**PROBLEM DESCRIPTION:**
Reproduce every line of the items below without changing a character, and leave out the pictures.

--- START OF EXTRACTED DATA ---

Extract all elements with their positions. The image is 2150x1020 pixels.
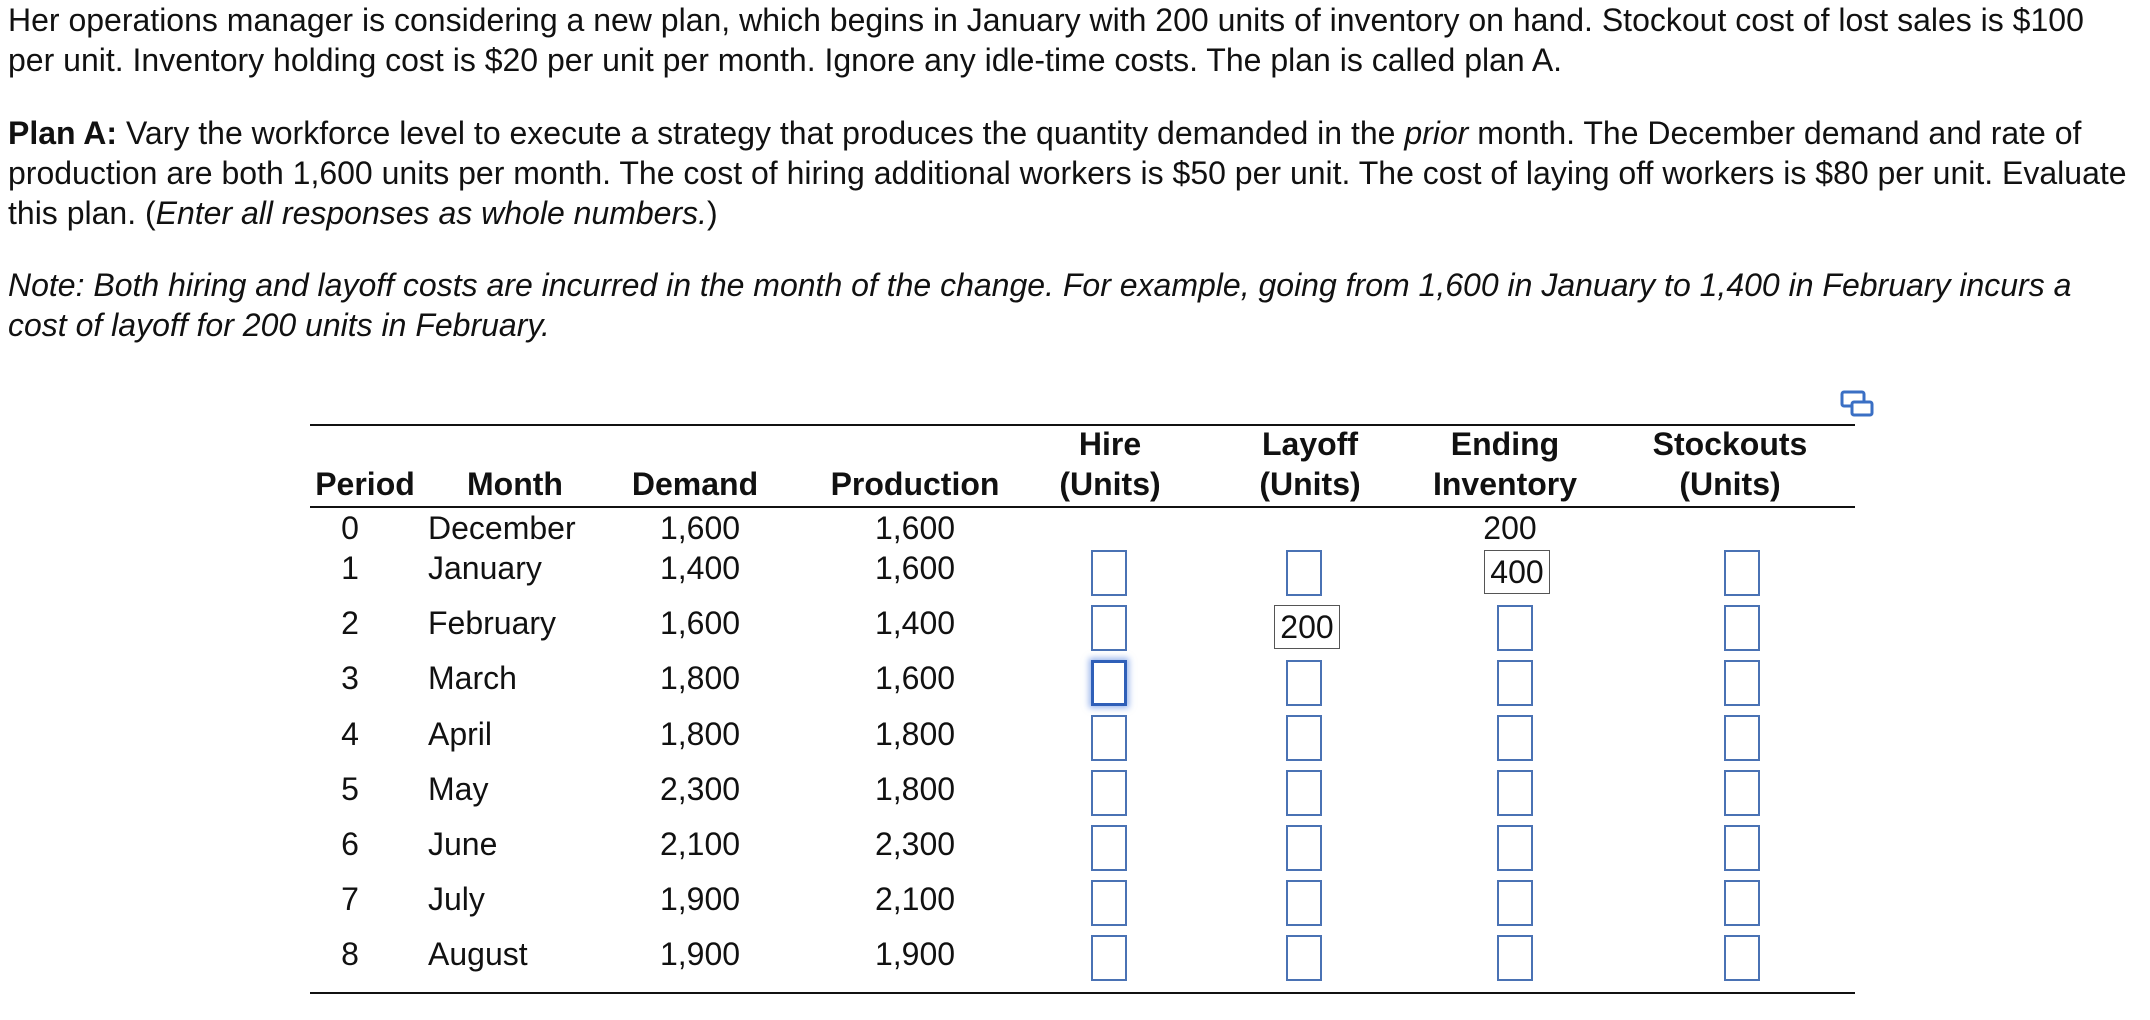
production-cell: 1,800 [874, 716, 956, 752]
demand-cell: 1,800 [659, 660, 741, 696]
ending-inventory-input[interactable] [1484, 550, 1550, 594]
hire-input[interactable] [1091, 935, 1127, 981]
hire-input[interactable] [1091, 825, 1127, 871]
plan-text-b: month. The December demand and rate of production are both 1,600 units per month. The cost of hiring additional workers is $50 per unit. The cost of laying off workers is $80 per unit. Evaluate this plan. ( [8, 115, 2127, 231]
hire-input[interactable] [1091, 660, 1127, 706]
header-stockouts-line1: Stockouts [1652, 426, 1808, 462]
ending-inventory-input[interactable] [1497, 715, 1533, 761]
ending-inventory-cell: 200 [1483, 510, 1537, 546]
layoff-input[interactable] [1286, 715, 1322, 761]
demand-cell: 1,900 [659, 881, 741, 917]
month-cell: February [428, 605, 557, 641]
header-ending-line1: Ending [1450, 426, 1560, 462]
production-cell: 1,600 [874, 510, 956, 546]
plan-paragraph [8, 113, 2138, 233]
demand-cell: 1,900 [659, 936, 741, 972]
layoff-input[interactable] [1286, 825, 1322, 871]
demand-cell: 1,600 [659, 605, 741, 641]
period-cell: 6 [341, 826, 359, 862]
intro-paragraph: Her operations manager is considering a new plan, which begins in January with 200 units of inventory on hand. Stockout cost of lost sales is $100 per unit. Inventory holding cost is $20 per unit per month. Ignore any idle-time costs. The plan is called plan A. [8, 2, 2084, 78]
hire-input[interactable] [1091, 770, 1127, 816]
demand-cell: 1,600 [659, 510, 741, 546]
hire-input[interactable] [1091, 605, 1127, 651]
period-cell: 2 [341, 605, 359, 641]
month-cell: July [428, 881, 485, 917]
ending-inventory-input[interactable] [1497, 880, 1533, 926]
layoff-input[interactable] [1286, 880, 1322, 926]
layoff-input[interactable] [1286, 935, 1322, 981]
ending-inventory-input[interactable] [1497, 825, 1533, 871]
layoff-input[interactable] [1274, 605, 1340, 649]
demand-cell: 2,100 [659, 826, 741, 862]
stockouts-input[interactable] [1724, 550, 1760, 596]
stockouts-input[interactable] [1724, 770, 1760, 816]
hire-input[interactable] [1091, 880, 1127, 926]
plan-closing: ) [707, 195, 718, 231]
period-cell: 0 [341, 510, 359, 546]
hire-input[interactable] [1091, 715, 1127, 761]
header-demand: Demand [631, 466, 759, 502]
stockouts-input[interactable] [1724, 660, 1760, 706]
month-cell: December [428, 510, 576, 546]
ending-inventory-input[interactable] [1497, 935, 1533, 981]
month-cell: January [428, 550, 542, 586]
layoff-input[interactable] [1286, 660, 1322, 706]
production-cell: 2,300 [874, 826, 956, 862]
plan-instruction: Enter all responses as whole numbers. [155, 195, 708, 231]
plan-table [310, 424, 1855, 994]
production-cell: 1,400 [874, 605, 956, 641]
header-period: Period [315, 466, 415, 502]
header-ending-line2: Inventory [1432, 466, 1578, 502]
month-cell: March [428, 660, 517, 696]
stockouts-input[interactable] [1724, 605, 1760, 651]
demand-cell: 1,400 [659, 550, 741, 586]
production-cell: 1,600 [874, 550, 956, 586]
layoff-input[interactable] [1286, 770, 1322, 816]
table-bottom-rule [310, 992, 1855, 994]
period-cell: 8 [341, 936, 359, 972]
ending-inventory-input[interactable] [1497, 605, 1533, 651]
production-cell: 2,100 [874, 881, 956, 917]
month-cell: May [428, 771, 489, 807]
period-cell: 4 [341, 716, 359, 752]
plan-label: Plan A: [8, 115, 118, 151]
plan-text-a: Vary the workforce level to execute a strategy that produces the quantity demanded in the [117, 115, 1405, 151]
stockouts-input[interactable] [1724, 880, 1760, 926]
stockouts-input[interactable] [1724, 715, 1760, 761]
production-cell: 1,900 [874, 936, 956, 972]
stockouts-input[interactable] [1724, 825, 1760, 871]
production-cell: 1,600 [874, 660, 956, 696]
period-cell: 7 [341, 881, 359, 917]
header-hire-line2: (Units) [1059, 466, 1161, 502]
hire-input[interactable] [1091, 550, 1127, 596]
header-layoff-line1: Layoff [1262, 426, 1358, 462]
production-cell: 1,800 [874, 771, 956, 807]
layoff-input[interactable] [1286, 550, 1322, 596]
period-cell: 3 [341, 660, 359, 696]
ending-inventory-input[interactable] [1497, 770, 1533, 816]
demand-cell: 1,800 [659, 716, 741, 752]
header-stockouts-line2: (Units) [1679, 466, 1781, 502]
note-paragraph: Note: Both hiring and layoff costs are incurred in the month of the change. For example, going from 1,600 in January to 1,400 in February incurs a cost of layoff for 200 units in February. [8, 267, 2072, 343]
month-cell: April [428, 716, 493, 752]
demand-cell: 2,300 [659, 771, 741, 807]
month-cell: June [428, 826, 498, 862]
header-layoff-line2: (Units) [1259, 466, 1361, 502]
header-month: Month [467, 466, 563, 502]
period-cell: 1 [341, 550, 359, 586]
header-production: Production [830, 466, 1000, 502]
ending-inventory-input[interactable] [1497, 660, 1533, 706]
header-hire-line1: Hire [1078, 426, 1142, 462]
copy-table-icon[interactable] [1840, 390, 1874, 418]
stockouts-input[interactable] [1724, 935, 1760, 981]
month-cell: August [428, 936, 528, 972]
period-cell: 5 [341, 771, 359, 807]
plan-italic-word: prior [1404, 115, 1469, 151]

--- END OF EXTRACTED DATA ---

**FULL ANSWER:**
Extract all elements with their positions. The image is 2150x1020 pixels.
production-cell: 1,800 [874, 716, 956, 752]
demand-cell: 1,800 [659, 660, 741, 696]
ending-inventory-input[interactable] [1484, 550, 1550, 594]
hire-input[interactable] [1091, 935, 1127, 981]
hire-input[interactable] [1091, 825, 1127, 871]
plan-text-b: month. The December demand and rate of production are both 1,600 units per month. The cost of hiring additional workers is $50 per unit. The cost of laying off workers is $80 per unit. Evaluate this plan. ( [8, 115, 2127, 231]
hire-input[interactable] [1091, 660, 1127, 706]
header-stockouts-line1: Stockouts [1652, 426, 1808, 462]
ending-inventory-input[interactable] [1497, 715, 1533, 761]
ending-inventory-cell: 200 [1483, 510, 1537, 546]
layoff-input[interactable] [1286, 715, 1322, 761]
demand-cell: 1,900 [659, 881, 741, 917]
month-cell: February [428, 605, 557, 641]
header-ending-line1: Ending [1450, 426, 1560, 462]
production-cell: 1,600 [874, 510, 956, 546]
plan-paragraph [8, 113, 2138, 233]
demand-cell: 1,900 [659, 936, 741, 972]
layoff-input[interactable] [1286, 825, 1322, 871]
demand-cell: 1,600 [659, 605, 741, 641]
period-cell: 6 [341, 826, 359, 862]
intro-paragraph: Her operations manager is considering a new plan, which begins in January with 200 units of inventory on hand. Stockout cost of lost sales is $100 per unit. Inventory holding cost is $20 per unit per month. Ignore any idle-time costs. The plan is called plan A. [8, 2, 2084, 78]
hire-input[interactable] [1091, 770, 1127, 816]
demand-cell: 1,600 [659, 510, 741, 546]
hire-input[interactable] [1091, 605, 1127, 651]
period-cell: 2 [341, 605, 359, 641]
month-cell: July [428, 881, 485, 917]
ending-inventory-input[interactable] [1497, 880, 1533, 926]
layoff-input[interactable] [1286, 880, 1322, 926]
layoff-input[interactable] [1286, 935, 1322, 981]
ending-inventory-input[interactable] [1497, 825, 1533, 871]
layoff-input[interactable] [1274, 605, 1340, 649]
demand-cell: 2,100 [659, 826, 741, 862]
stockouts-input[interactable] [1724, 550, 1760, 596]
stockouts-input[interactable] [1724, 770, 1760, 816]
hire-input[interactable] [1091, 880, 1127, 926]
plan-closing: ) [707, 195, 718, 231]
period-cell: 0 [341, 510, 359, 546]
hire-input[interactable] [1091, 715, 1127, 761]
header-demand: Demand [631, 466, 759, 502]
stockouts-input[interactable] [1724, 660, 1760, 706]
month-cell: December [428, 510, 576, 546]
ending-inventory-input[interactable] [1497, 935, 1533, 981]
month-cell: January [428, 550, 542, 586]
layoff-input[interactable] [1286, 660, 1322, 706]
production-cell: 2,300 [874, 826, 956, 862]
plan-instruction: Enter all responses as whole numbers. [155, 195, 708, 231]
plan-table [310, 424, 1855, 994]
production-cell: 1,400 [874, 605, 956, 641]
header-period: Period [315, 466, 415, 502]
header-ending-line2: Inventory [1432, 466, 1578, 502]
month-cell: March [428, 660, 517, 696]
stockouts-input[interactable] [1724, 605, 1760, 651]
demand-cell: 1,400 [659, 550, 741, 586]
production-cell: 1,600 [874, 550, 956, 586]
layoff-input[interactable] [1286, 770, 1322, 816]
table-bottom-rule [310, 992, 1855, 994]
period-cell: 8 [341, 936, 359, 972]
ending-inventory-input[interactable] [1497, 605, 1533, 651]
production-cell: 2,100 [874, 881, 956, 917]
month-cell: May [428, 771, 489, 807]
period-cell: 4 [341, 716, 359, 752]
plan-label: Plan A: [8, 115, 118, 151]
plan-text-a: Vary the workforce level to execute a strategy that produces the quantity demanded in the [117, 115, 1405, 151]
stockouts-input[interactable] [1724, 880, 1760, 926]
stockouts-input[interactable] [1724, 715, 1760, 761]
production-cell: 1,900 [874, 936, 956, 972]
stockouts-input[interactable] [1724, 825, 1760, 871]
production-cell: 1,600 [874, 660, 956, 696]
period-cell: 7 [341, 881, 359, 917]
header-hire-line2: (Units) [1059, 466, 1161, 502]
hire-input[interactable] [1091, 550, 1127, 596]
header-layoff-line1: Layoff [1262, 426, 1358, 462]
production-cell: 1,800 [874, 771, 956, 807]
layoff-input[interactable] [1286, 550, 1322, 596]
period-cell: 3 [341, 660, 359, 696]
ending-inventory-input[interactable] [1497, 770, 1533, 816]
demand-cell: 1,800 [659, 716, 741, 752]
header-stockouts-line2: (Units) [1679, 466, 1781, 502]
note-paragraph: Note: Both hiring and layoff costs are incurred in the month of the change. For example, going from 1,600 in January to 1,400 in February incurs a cost of layoff for 200 units in February. [8, 267, 2072, 343]
month-cell: April [428, 716, 493, 752]
demand-cell: 2,300 [659, 771, 741, 807]
month-cell: June [428, 826, 498, 862]
header-layoff-line2: (Units) [1259, 466, 1361, 502]
header-month: Month [467, 466, 563, 502]
period-cell: 1 [341, 550, 359, 586]
header-production: Production [830, 466, 1000, 502]
ending-inventory-input[interactable] [1497, 660, 1533, 706]
header-hire-line1: Hire [1078, 426, 1142, 462]
copy-table-icon[interactable] [1840, 390, 1874, 418]
stockouts-input[interactable] [1724, 935, 1760, 981]
month-cell: August [428, 936, 528, 972]
period-cell: 5 [341, 771, 359, 807]
plan-italic-word: prior [1404, 115, 1469, 151]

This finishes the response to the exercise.